LISTED RECORDS:
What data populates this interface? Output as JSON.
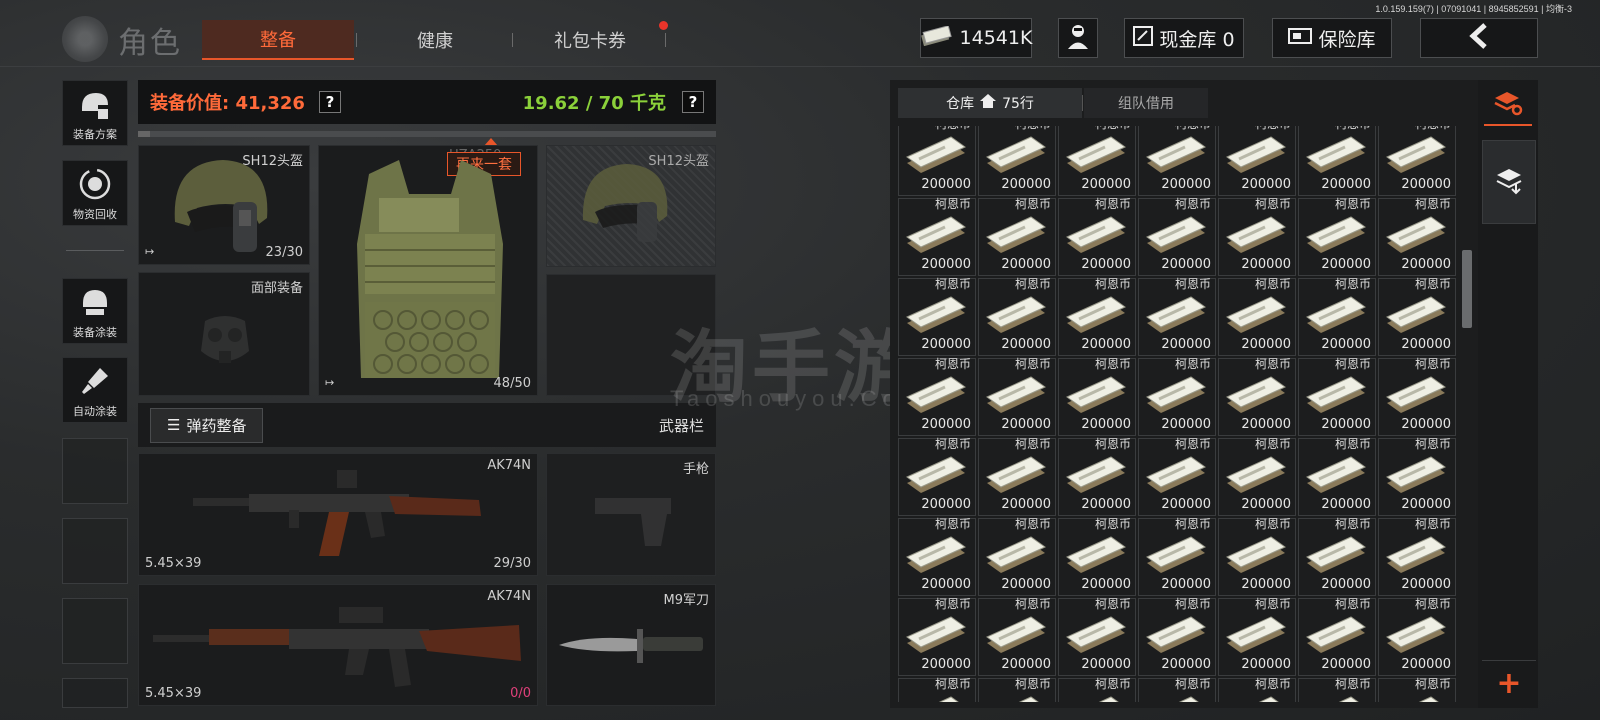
{
  "version": "1.0.159.159(7) | 07091041 | 8945852591 | 均衡-3",
  "header": {
    "title": "角色",
    "tabs": [
      "整备",
      "健康",
      "礼包卡券"
    ],
    "currency": "14541K",
    "cash_vault": "现金库 0",
    "insurance": "保险库"
  },
  "sidebar": [
    "装备方案",
    "物资回收",
    "装备涂装",
    "自动涂装"
  ],
  "equip": {
    "value_label": "装备价值: 41,326",
    "weight": "19.62 / 70 千克",
    "helmet_label": "SH12头盔",
    "helmet_count": "23/30",
    "helmet2_label": "SH12头盔",
    "face_label": "面部装备",
    "vest_tag": "再来一套",
    "vest_ghost": "HZA250",
    "vest_count": "48/50",
    "ammo_btn": "弹药整备",
    "weapon_bar": "武器栏",
    "weapon1": {
      "name": "AK74N",
      "caliber": "5.45×39",
      "count": "29/30"
    },
    "pistol": "手枪",
    "weapon2": {
      "name": "AK74N",
      "caliber": "5.45×39",
      "count": "0/0"
    },
    "knife": "M9军刀"
  },
  "warehouse": {
    "tab1": "仓库",
    "rows": "75行",
    "tab2": "组队借用",
    "item_name": "柯恩币",
    "item_amount": "200000"
  },
  "colors": {
    "accent": "#e8562a",
    "weight": "#8bd13a"
  }
}
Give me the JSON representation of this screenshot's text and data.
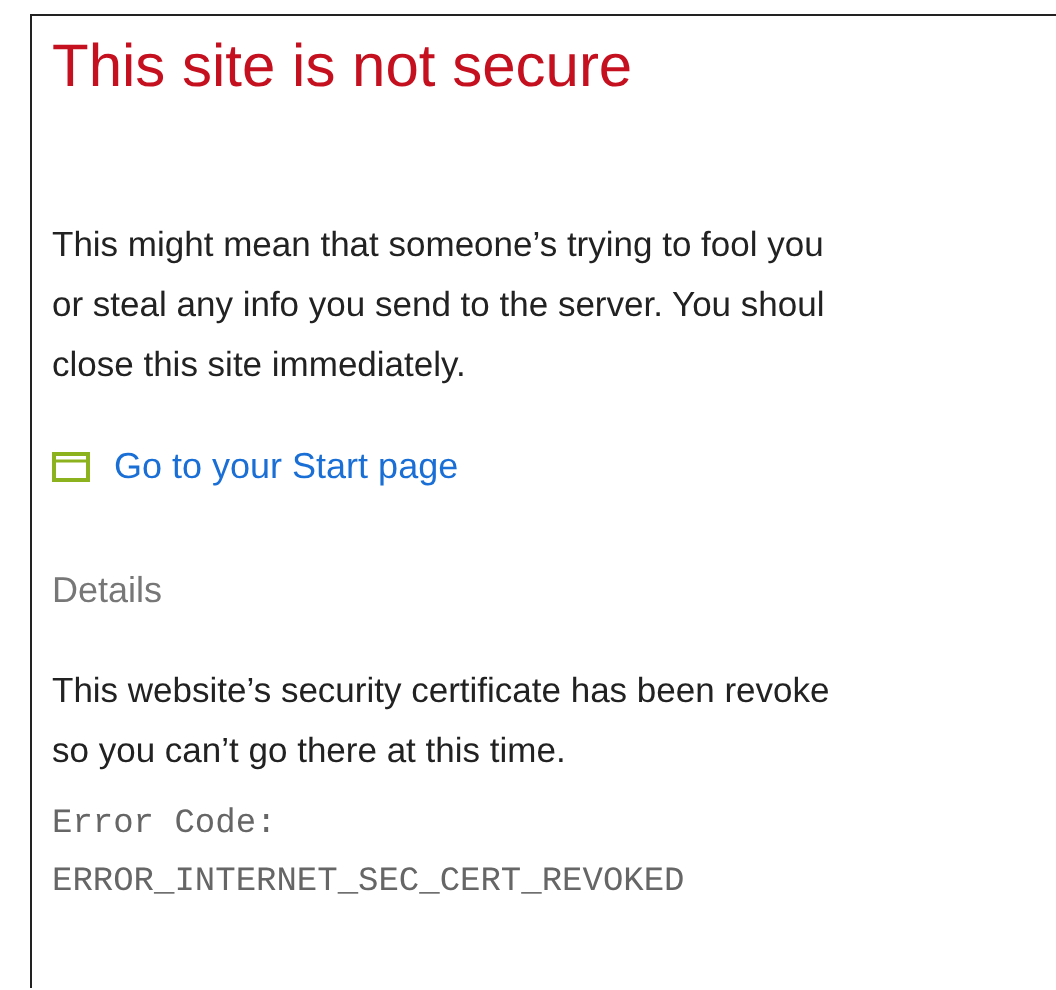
{
  "title": "This site is not secure",
  "warning_lines": [
    "This might mean that someone’s trying to fool you",
    "or steal any info you send to the server. You shoul",
    "close this site immediately."
  ],
  "start_link": {
    "label": "Go to your Start page"
  },
  "details_heading": "Details",
  "details_lines": [
    "This website’s security certificate has been revoke",
    "so you can’t go there at this time."
  ],
  "error_code_lines": [
    "Error Code:",
    "ERROR_INTERNET_SEC_CERT_REVOKED"
  ]
}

OBJECTIVE:
List the lines that contain the word "title".

THE OUTPUT:
    "title": "角色",
  "title": "This site is not secure",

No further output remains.